>> Start DATASET ENTRIES

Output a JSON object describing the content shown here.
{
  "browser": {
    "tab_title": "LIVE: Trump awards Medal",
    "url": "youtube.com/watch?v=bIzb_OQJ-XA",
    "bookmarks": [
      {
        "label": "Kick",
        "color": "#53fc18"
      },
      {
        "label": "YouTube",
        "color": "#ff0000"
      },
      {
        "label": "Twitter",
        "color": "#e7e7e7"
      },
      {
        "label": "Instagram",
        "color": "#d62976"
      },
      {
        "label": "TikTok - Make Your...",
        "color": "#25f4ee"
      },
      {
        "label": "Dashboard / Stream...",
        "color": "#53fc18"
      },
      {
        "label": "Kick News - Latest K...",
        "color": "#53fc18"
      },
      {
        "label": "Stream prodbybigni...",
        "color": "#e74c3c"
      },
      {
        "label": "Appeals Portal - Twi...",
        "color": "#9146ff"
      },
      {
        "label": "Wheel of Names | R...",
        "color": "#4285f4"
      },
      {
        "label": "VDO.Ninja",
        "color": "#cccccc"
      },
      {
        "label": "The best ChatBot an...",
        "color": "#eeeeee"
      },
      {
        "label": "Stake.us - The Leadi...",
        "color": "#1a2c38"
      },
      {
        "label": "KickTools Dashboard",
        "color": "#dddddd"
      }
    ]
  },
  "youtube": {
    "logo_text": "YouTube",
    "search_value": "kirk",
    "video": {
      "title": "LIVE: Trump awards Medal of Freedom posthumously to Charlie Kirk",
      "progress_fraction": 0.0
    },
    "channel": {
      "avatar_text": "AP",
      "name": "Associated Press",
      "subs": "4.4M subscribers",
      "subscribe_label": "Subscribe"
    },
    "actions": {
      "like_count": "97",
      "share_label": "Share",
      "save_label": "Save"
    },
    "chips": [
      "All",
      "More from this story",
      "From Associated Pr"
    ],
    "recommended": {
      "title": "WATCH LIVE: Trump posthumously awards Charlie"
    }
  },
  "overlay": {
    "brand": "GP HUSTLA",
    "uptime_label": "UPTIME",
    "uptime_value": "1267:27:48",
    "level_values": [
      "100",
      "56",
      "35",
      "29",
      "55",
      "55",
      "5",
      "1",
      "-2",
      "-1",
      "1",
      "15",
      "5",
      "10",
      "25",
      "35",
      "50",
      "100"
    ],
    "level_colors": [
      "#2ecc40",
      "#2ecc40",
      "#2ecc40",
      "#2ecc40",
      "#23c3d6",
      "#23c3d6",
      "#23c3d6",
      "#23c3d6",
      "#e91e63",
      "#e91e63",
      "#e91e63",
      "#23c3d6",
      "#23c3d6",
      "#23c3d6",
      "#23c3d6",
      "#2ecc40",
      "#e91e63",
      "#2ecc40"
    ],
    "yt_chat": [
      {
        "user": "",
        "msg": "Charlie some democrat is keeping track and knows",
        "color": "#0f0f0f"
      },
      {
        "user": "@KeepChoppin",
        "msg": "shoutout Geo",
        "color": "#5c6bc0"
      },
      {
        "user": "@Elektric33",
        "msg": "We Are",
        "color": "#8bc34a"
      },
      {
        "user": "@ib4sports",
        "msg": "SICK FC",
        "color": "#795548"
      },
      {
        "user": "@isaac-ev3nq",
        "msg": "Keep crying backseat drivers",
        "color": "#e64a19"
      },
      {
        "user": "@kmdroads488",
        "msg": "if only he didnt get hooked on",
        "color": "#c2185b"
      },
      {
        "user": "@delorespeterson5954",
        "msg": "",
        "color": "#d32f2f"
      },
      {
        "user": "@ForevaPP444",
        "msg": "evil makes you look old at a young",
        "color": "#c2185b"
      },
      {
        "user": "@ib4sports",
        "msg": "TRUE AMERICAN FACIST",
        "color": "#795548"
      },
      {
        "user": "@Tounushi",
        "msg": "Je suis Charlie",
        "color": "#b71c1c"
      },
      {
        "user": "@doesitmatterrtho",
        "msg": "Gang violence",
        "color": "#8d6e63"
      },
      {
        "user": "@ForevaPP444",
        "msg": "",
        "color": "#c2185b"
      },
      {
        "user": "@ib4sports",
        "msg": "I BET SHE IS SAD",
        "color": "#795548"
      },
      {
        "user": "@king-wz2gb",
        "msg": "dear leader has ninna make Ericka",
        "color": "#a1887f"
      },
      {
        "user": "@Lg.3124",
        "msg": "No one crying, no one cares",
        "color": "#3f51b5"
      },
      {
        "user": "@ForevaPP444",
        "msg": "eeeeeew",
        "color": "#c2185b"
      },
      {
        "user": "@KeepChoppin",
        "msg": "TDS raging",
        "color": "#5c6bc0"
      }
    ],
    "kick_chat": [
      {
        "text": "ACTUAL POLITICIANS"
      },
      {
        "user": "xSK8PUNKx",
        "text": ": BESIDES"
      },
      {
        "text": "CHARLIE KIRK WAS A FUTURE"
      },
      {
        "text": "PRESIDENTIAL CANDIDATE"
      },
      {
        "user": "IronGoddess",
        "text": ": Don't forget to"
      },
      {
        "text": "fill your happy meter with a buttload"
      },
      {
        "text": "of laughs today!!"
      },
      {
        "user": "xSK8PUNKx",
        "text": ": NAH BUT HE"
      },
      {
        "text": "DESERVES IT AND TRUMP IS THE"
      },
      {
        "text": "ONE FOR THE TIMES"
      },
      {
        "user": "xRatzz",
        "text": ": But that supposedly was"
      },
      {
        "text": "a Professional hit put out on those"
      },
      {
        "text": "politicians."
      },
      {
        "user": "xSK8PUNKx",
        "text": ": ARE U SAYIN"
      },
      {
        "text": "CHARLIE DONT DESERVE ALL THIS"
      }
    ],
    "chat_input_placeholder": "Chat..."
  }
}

>> End DATASET ENTRIES

■ WHAT YOU ARE ASKED TO DO: Extract the data in full. Keep it word for word.

■ RESULT OF THIS EXERCISE:
Output a JSON object describing the content shown here.
{
  "browser": {
    "tab_title": "LIVE: Trump awards Medal",
    "url": "youtube.com/watch?v=bIzb_OQJ-XA",
    "bookmarks": [
      {
        "label": "Kick",
        "color": "#53fc18"
      },
      {
        "label": "YouTube",
        "color": "#ff0000"
      },
      {
        "label": "Twitter",
        "color": "#e7e7e7"
      },
      {
        "label": "Instagram",
        "color": "#d62976"
      },
      {
        "label": "TikTok - Make Your...",
        "color": "#25f4ee"
      },
      {
        "label": "Dashboard / Stream...",
        "color": "#53fc18"
      },
      {
        "label": "Kick News - Latest K...",
        "color": "#53fc18"
      },
      {
        "label": "Stream prodbybigni...",
        "color": "#e74c3c"
      },
      {
        "label": "Appeals Portal - Twi...",
        "color": "#9146ff"
      },
      {
        "label": "Wheel of Names | R...",
        "color": "#4285f4"
      },
      {
        "label": "VDO.Ninja",
        "color": "#cccccc"
      },
      {
        "label": "The best ChatBot an...",
        "color": "#eeeeee"
      },
      {
        "label": "Stake.us - The Leadi...",
        "color": "#1a2c38"
      },
      {
        "label": "KickTools Dashboard",
        "color": "#dddddd"
      }
    ]
  },
  "youtube": {
    "logo_text": "YouTube",
    "search_value": "kirk",
    "video": {
      "title": "LIVE: Trump awards Medal of Freedom posthumously to Charlie Kirk",
      "progress_fraction": 0.0
    },
    "channel": {
      "avatar_text": "AP",
      "name": "Associated Press",
      "subs": "4.4M subscribers",
      "subscribe_label": "Subscribe"
    },
    "actions": {
      "like_count": "97",
      "share_label": "Share",
      "save_label": "Save"
    },
    "chips": [
      "All",
      "More from this story",
      "From Associated Pr"
    ],
    "recommended": {
      "title": "WATCH LIVE: Trump posthumously awards Charlie"
    }
  },
  "overlay": {
    "brand": "GP HUSTLA",
    "uptime_label": "UPTIME",
    "uptime_value": "1267:27:48",
    "level_values": [
      "100",
      "56",
      "35",
      "29",
      "55",
      "55",
      "5",
      "1",
      "-2",
      "-1",
      "1",
      "15",
      "5",
      "10",
      "25",
      "35",
      "50",
      "100"
    ],
    "level_colors": [
      "#2ecc40",
      "#2ecc40",
      "#2ecc40",
      "#2ecc40",
      "#23c3d6",
      "#23c3d6",
      "#23c3d6",
      "#23c3d6",
      "#e91e63",
      "#e91e63",
      "#e91e63",
      "#23c3d6",
      "#23c3d6",
      "#23c3d6",
      "#23c3d6",
      "#2ecc40",
      "#e91e63",
      "#2ecc40"
    ],
    "yt_chat": [
      {
        "user": "",
        "msg": "Charlie some democrat is keeping track and knows",
        "color": "#0f0f0f"
      },
      {
        "user": "@KeepChoppin",
        "msg": "shoutout Geo",
        "color": "#5c6bc0"
      },
      {
        "user": "@Elektric33",
        "msg": "We Are",
        "color": "#8bc34a"
      },
      {
        "user": "@ib4sports",
        "msg": "SICK FC",
        "color": "#795548"
      },
      {
        "user": "@isaac-ev3nq",
        "msg": "Keep crying backseat drivers",
        "color": "#e64a19"
      },
      {
        "user": "@kmdroads488",
        "msg": "if only he didnt get hooked on",
        "color": "#c2185b"
      },
      {
        "user": "@delorespeterson5954",
        "msg": "",
        "color": "#d32f2f"
      },
      {
        "user": "@ForevaPP444",
        "msg": "evil makes you look old at a young",
        "color": "#c2185b"
      },
      {
        "user": "@ib4sports",
        "msg": "TRUE AMERICAN FACIST",
        "color": "#795548"
      },
      {
        "user": "@Tounushi",
        "msg": "Je suis Charlie",
        "color": "#b71c1c"
      },
      {
        "user": "@doesitmatterrtho",
        "msg": "Gang violence",
        "color": "#8d6e63"
      },
      {
        "user": "@ForevaPP444",
        "msg": "",
        "color": "#c2185b"
      },
      {
        "user": "@ib4sports",
        "msg": "I BET SHE IS SAD",
        "color": "#795548"
      },
      {
        "user": "@king-wz2gb",
        "msg": "dear leader has ninna make Ericka",
        "color": "#a1887f"
      },
      {
        "user": "@Lg.3124",
        "msg": "No one crying, no one cares",
        "color": "#3f51b5"
      },
      {
        "user": "@ForevaPP444",
        "msg": "eeeeeew",
        "color": "#c2185b"
      },
      {
        "user": "@KeepChoppin",
        "msg": "TDS raging",
        "color": "#5c6bc0"
      }
    ],
    "kick_chat": [
      {
        "text": "ACTUAL POLITICIANS"
      },
      {
        "user": "xSK8PUNKx",
        "text": ": BESIDES"
      },
      {
        "text": "CHARLIE KIRK WAS A FUTURE"
      },
      {
        "text": "PRESIDENTIAL CANDIDATE"
      },
      {
        "user": "IronGoddess",
        "text": ": Don't forget to"
      },
      {
        "text": "fill your happy meter with a buttload"
      },
      {
        "text": "of laughs today!!"
      },
      {
        "user": "xSK8PUNKx",
        "text": ": NAH BUT HE"
      },
      {
        "text": "DESERVES IT AND TRUMP IS THE"
      },
      {
        "text": "ONE FOR THE TIMES"
      },
      {
        "user": "xRatzz",
        "text": ": But that supposedly was"
      },
      {
        "text": "a Professional hit put out on those"
      },
      {
        "text": "politicians."
      },
      {
        "user": "xSK8PUNKx",
        "text": ": ARE U SAYIN"
      },
      {
        "text": "CHARLIE DONT DESERVE ALL THIS"
      }
    ],
    "chat_input_placeholder": "Chat..."
  }
}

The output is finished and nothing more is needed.